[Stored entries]
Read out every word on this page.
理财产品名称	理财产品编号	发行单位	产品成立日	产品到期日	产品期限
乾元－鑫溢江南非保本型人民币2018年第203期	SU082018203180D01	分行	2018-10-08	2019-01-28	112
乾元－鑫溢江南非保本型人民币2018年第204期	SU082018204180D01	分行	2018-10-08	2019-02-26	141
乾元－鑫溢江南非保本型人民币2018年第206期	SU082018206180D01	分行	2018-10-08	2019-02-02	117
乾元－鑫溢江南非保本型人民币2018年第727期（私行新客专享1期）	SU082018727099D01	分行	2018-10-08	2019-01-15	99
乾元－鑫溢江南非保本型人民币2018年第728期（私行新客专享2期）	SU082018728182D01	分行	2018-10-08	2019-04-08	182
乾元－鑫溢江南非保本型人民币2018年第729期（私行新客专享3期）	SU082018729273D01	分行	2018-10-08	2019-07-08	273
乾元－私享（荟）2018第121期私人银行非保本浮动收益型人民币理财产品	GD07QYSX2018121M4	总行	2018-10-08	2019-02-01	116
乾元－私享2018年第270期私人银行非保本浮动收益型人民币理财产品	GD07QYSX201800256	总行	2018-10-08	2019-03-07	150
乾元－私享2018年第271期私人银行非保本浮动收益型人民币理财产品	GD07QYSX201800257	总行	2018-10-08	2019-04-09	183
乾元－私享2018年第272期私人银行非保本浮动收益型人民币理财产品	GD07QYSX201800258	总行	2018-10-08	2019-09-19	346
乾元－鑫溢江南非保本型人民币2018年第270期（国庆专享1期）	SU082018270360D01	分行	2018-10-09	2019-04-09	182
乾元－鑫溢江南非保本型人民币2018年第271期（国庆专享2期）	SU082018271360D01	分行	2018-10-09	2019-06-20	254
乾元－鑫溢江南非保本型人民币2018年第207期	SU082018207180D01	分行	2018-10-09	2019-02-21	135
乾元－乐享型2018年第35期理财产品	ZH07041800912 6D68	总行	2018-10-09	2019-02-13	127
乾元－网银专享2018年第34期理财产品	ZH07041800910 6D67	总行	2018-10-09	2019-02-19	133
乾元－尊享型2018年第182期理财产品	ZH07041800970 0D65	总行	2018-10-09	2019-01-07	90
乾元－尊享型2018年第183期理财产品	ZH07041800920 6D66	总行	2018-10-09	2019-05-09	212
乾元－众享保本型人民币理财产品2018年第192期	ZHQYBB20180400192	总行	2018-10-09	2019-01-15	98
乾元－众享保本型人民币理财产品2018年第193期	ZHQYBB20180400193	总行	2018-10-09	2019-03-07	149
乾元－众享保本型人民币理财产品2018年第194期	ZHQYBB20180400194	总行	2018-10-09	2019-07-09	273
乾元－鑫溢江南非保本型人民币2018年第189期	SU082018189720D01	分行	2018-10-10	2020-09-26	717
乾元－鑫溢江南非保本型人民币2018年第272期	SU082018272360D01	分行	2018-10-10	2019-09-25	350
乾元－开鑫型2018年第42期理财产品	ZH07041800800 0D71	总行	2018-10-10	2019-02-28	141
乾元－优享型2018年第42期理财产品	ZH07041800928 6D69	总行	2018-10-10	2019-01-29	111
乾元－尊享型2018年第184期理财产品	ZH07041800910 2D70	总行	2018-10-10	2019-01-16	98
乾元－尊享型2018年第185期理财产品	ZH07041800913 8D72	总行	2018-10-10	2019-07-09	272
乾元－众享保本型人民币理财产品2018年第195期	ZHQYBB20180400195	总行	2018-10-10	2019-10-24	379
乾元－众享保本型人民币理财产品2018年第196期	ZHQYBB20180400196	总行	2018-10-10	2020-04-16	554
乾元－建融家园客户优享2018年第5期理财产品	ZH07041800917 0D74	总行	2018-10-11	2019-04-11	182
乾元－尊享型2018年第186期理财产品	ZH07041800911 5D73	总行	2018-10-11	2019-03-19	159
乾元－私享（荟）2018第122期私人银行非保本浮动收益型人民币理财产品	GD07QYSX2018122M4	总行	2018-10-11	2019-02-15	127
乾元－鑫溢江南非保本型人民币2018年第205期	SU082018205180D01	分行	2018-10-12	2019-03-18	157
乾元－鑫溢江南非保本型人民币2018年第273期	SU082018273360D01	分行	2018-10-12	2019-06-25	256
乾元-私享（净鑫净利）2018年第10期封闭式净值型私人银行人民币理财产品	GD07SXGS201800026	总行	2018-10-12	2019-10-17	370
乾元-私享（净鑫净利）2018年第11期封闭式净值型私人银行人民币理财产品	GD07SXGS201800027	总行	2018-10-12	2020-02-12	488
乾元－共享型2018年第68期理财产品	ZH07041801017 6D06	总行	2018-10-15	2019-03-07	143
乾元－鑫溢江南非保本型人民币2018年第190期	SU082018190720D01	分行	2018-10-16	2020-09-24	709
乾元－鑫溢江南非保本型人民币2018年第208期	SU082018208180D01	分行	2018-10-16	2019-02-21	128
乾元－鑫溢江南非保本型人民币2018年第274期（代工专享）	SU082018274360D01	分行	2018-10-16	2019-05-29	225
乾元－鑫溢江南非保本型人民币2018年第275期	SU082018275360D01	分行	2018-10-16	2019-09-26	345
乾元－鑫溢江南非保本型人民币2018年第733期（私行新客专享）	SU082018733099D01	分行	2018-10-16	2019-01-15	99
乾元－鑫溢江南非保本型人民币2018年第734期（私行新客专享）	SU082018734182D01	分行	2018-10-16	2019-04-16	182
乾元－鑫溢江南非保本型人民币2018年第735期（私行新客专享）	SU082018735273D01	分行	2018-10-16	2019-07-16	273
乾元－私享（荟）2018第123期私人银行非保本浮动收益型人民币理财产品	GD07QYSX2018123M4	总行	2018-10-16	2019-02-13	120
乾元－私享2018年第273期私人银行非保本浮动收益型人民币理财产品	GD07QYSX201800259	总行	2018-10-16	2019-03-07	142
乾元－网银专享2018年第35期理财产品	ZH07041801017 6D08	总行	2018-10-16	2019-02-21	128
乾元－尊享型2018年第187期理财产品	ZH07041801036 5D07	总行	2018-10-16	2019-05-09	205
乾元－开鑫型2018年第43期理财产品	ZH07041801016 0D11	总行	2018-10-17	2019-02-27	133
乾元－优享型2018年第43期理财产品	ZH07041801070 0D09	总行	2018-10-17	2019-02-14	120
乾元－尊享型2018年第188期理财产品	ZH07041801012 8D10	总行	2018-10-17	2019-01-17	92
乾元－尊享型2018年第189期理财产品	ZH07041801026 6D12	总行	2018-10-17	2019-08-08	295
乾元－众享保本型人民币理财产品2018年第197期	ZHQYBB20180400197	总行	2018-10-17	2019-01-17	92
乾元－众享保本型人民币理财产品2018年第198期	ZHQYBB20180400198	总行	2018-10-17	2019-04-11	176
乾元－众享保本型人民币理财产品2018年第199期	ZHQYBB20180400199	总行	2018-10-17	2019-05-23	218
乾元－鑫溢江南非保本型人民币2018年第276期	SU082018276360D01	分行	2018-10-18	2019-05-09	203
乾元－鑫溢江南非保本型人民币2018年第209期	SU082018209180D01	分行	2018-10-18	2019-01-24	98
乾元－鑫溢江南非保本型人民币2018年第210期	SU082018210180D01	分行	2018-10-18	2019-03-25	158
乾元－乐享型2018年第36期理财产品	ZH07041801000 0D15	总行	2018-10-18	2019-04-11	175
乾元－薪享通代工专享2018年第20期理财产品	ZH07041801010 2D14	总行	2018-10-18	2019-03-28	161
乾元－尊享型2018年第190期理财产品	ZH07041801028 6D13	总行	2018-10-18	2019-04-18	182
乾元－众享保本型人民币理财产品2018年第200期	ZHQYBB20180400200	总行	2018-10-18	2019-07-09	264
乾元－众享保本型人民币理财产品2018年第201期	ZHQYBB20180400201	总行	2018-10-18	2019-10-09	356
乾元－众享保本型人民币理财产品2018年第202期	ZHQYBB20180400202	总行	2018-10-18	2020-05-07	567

BRIEF: Only the number is wanted: how many lines of the material above include the word "净鑫净利"?

RESULT OF THE TASK: 2